== Exercise directions ==
Without the pictures, set down every line of the data exactly.

═════ Record extracts ═════

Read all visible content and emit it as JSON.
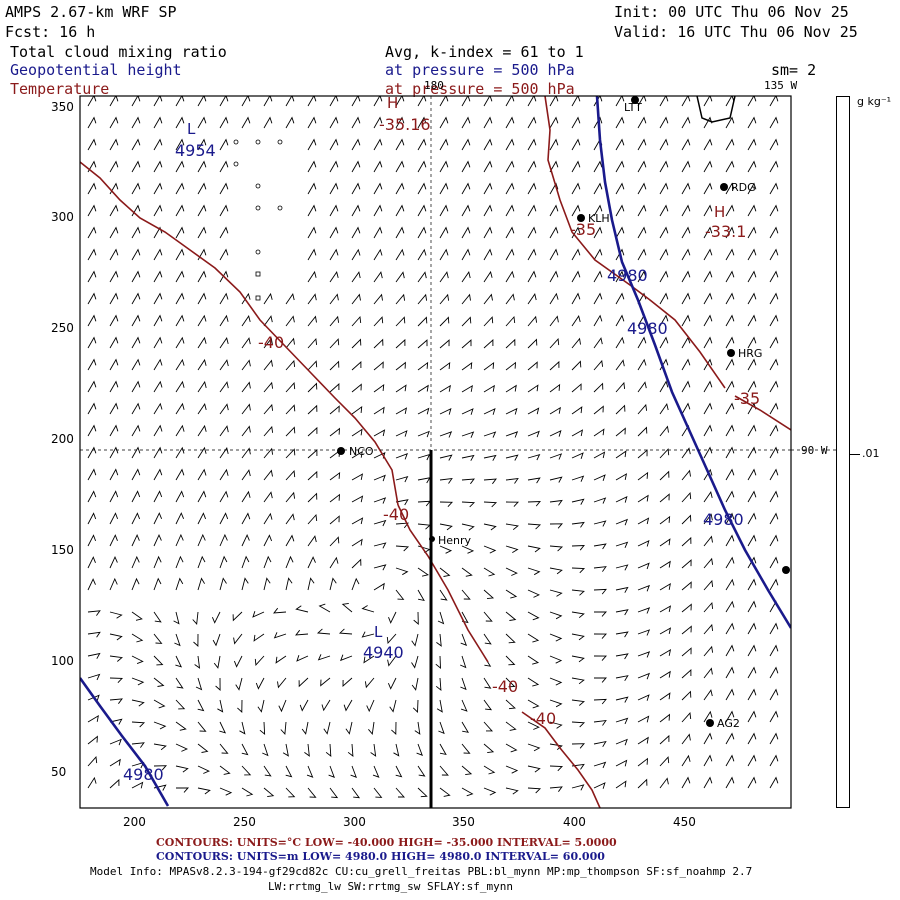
{
  "header": {
    "model": "AMPS 2.67-km WRF SP",
    "forecast": "Fcst:   16 h",
    "init": "Init: 00 UTC Thu 06 Nov 25",
    "valid": "Valid: 16 UTC Thu 06 Nov 25"
  },
  "fields": {
    "cloud": "Total cloud mixing ratio",
    "geopotential": "Geopotential height",
    "temperature": "Temperature"
  },
  "levels": {
    "avg": "Avg, k-index =  61 to   1",
    "pressure1": "at pressure =  500 hPa",
    "pressure2": "at pressure =  500 hPa",
    "smoothing": "sm= 2"
  },
  "colorbar": {
    "units": "g kg⁻¹",
    "value": ".01"
  },
  "meridians": {
    "top_180": "180",
    "top_135w": "135 W",
    "right_90w": "90 W"
  },
  "axes": {
    "x_ticks": [
      "200",
      "250",
      "300",
      "350",
      "400",
      "450"
    ],
    "y_ticks": [
      "350",
      "300",
      "250",
      "200",
      "150",
      "100",
      "50"
    ]
  },
  "stations": [
    {
      "label": "NCO"
    },
    {
      "label": "Henry"
    },
    {
      "label": "KLH"
    },
    {
      "label": "RDG"
    },
    {
      "label": "HRG"
    },
    {
      "label": "AG2"
    },
    {
      "label": "LTT"
    },
    {
      "label": ""
    }
  ],
  "contour_labels": {
    "t1": "-40",
    "t2": "-40",
    "t3": "-40",
    "t4": "-40",
    "t5": "-35",
    "t6": "-35",
    "t7": "-35.16",
    "t8": "-33.1",
    "g1": "4954",
    "g2": "4940",
    "g3": "4980",
    "g4": "4980",
    "g5": "4980",
    "g6": "4980",
    "h1": "H",
    "h2": "H",
    "l1": "L",
    "l2": "L"
  },
  "footer": {
    "red_line": "CONTOURS:  UNITS=°C  LOW=  -40.000          HIGH=  -35.000          INTERVAL=     5.0000",
    "blue_line": "CONTOURS:  UNITS=m  LOW=    4980.0           HIGH=   4980.0           INTERVAL=    60.000",
    "model_info": "Model Info: MPASv8.2.3-194-gf29cd82c CU:cu_grell_freitas PBL:bl_mynn MP:mp_thompson SF:sf_noahmp 2.7",
    "model_info2": "LW:rrtmg_lw SW:rrtmg_sw SFLAY:sf_mynn"
  },
  "colors": {
    "temperature": "#8b1a1a",
    "geopotential": "#1a1a8c",
    "frame": "#000000"
  }
}
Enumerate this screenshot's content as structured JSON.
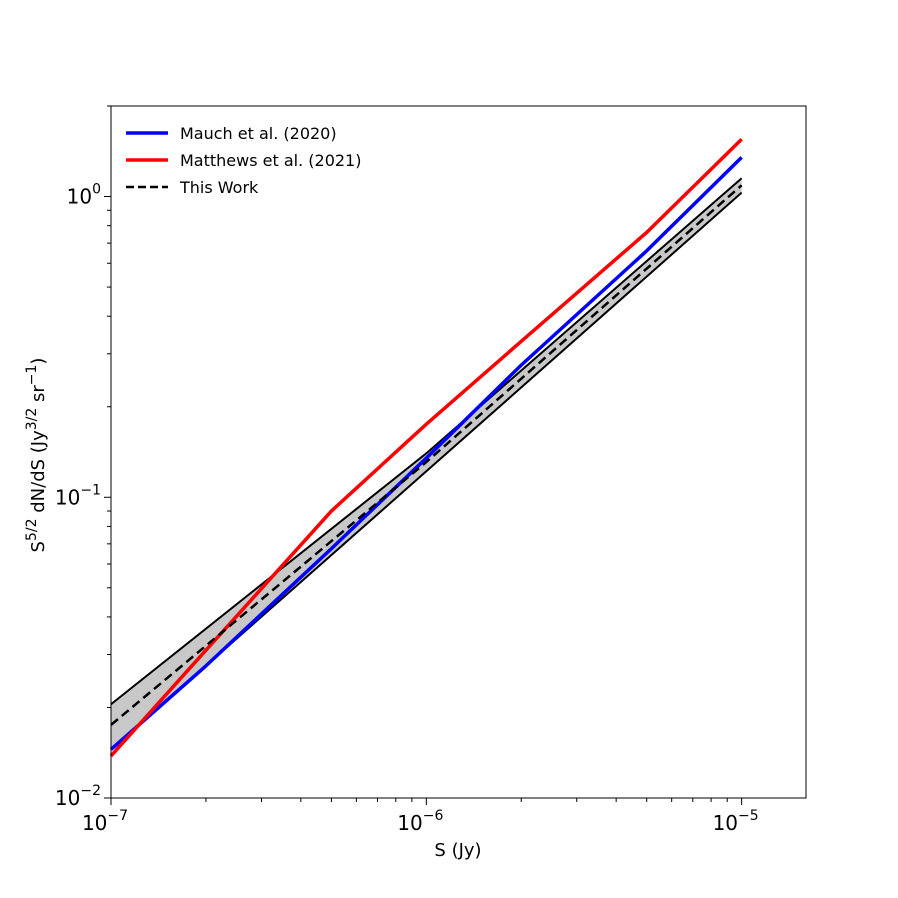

═════

== Solution to this exercise ==
Read all visible content and emit it as JSON.
{
  "header": {
    "model": "AMPS 2.67-km WRF SP",
    "forecast": "Fcst:   16 h",
    "init": "Init: 00 UTC Thu 06 Nov 25",
    "valid": "Valid: 16 UTC Thu 06 Nov 25"
  },
  "fields": {
    "cloud": "Total cloud mixing ratio",
    "geopotential": "Geopotential height",
    "temperature": "Temperature"
  },
  "levels": {
    "avg": "Avg, k-index =  61 to   1",
    "pressure1": "at pressure =  500 hPa",
    "pressure2": "at pressure =  500 hPa",
    "smoothing": "sm= 2"
  },
  "colorbar": {
    "units": "g kg⁻¹",
    "value": ".01"
  },
  "meridians": {
    "top_180": "180",
    "top_135w": "135 W",
    "right_90w": "90 W"
  },
  "axes": {
    "x_ticks": [
      "200",
      "250",
      "300",
      "350",
      "400",
      "450"
    ],
    "y_ticks": [
      "350",
      "300",
      "250",
      "200",
      "150",
      "100",
      "50"
    ]
  },
  "stations": [
    {
      "label": "NCO"
    },
    {
      "label": "Henry"
    },
    {
      "label": "KLH"
    },
    {
      "label": "RDG"
    },
    {
      "label": "HRG"
    },
    {
      "label": "AG2"
    },
    {
      "label": "LTT"
    },
    {
      "label": ""
    }
  ],
  "contour_labels": {
    "t1": "-40",
    "t2": "-40",
    "t3": "-40",
    "t4": "-40",
    "t5": "-35",
    "t6": "-35",
    "t7": "-35.16",
    "t8": "-33.1",
    "g1": "4954",
    "g2": "4940",
    "g3": "4980",
    "g4": "4980",
    "g5": "4980",
    "g6": "4980",
    "h1": "H",
    "h2": "H",
    "l1": "L",
    "l2": "L"
  },
  "footer": {
    "red_line": "CONTOURS:  UNITS=°C  LOW=  -40.000          HIGH=  -35.000          INTERVAL=     5.0000",
    "blue_line": "CONTOURS:  UNITS=m  LOW=    4980.0           HIGH=   4980.0           INTERVAL=    60.000",
    "model_info": "Model Info: MPASv8.2.3-194-gf29cd82c CU:cu_grell_freitas PBL:bl_mynn MP:mp_thompson SF:sf_noahmp 2.7",
    "model_info2": "LW:rrtmg_lw SW:rrtmg_sw SFLAY:sf_mynn"
  },
  "colors": {
    "temperature": "#8b1a1a",
    "geopotential": "#1a1a8c",
    "frame": "#000000"
  }
}
Enumerate this screenshot's content as structured JSON.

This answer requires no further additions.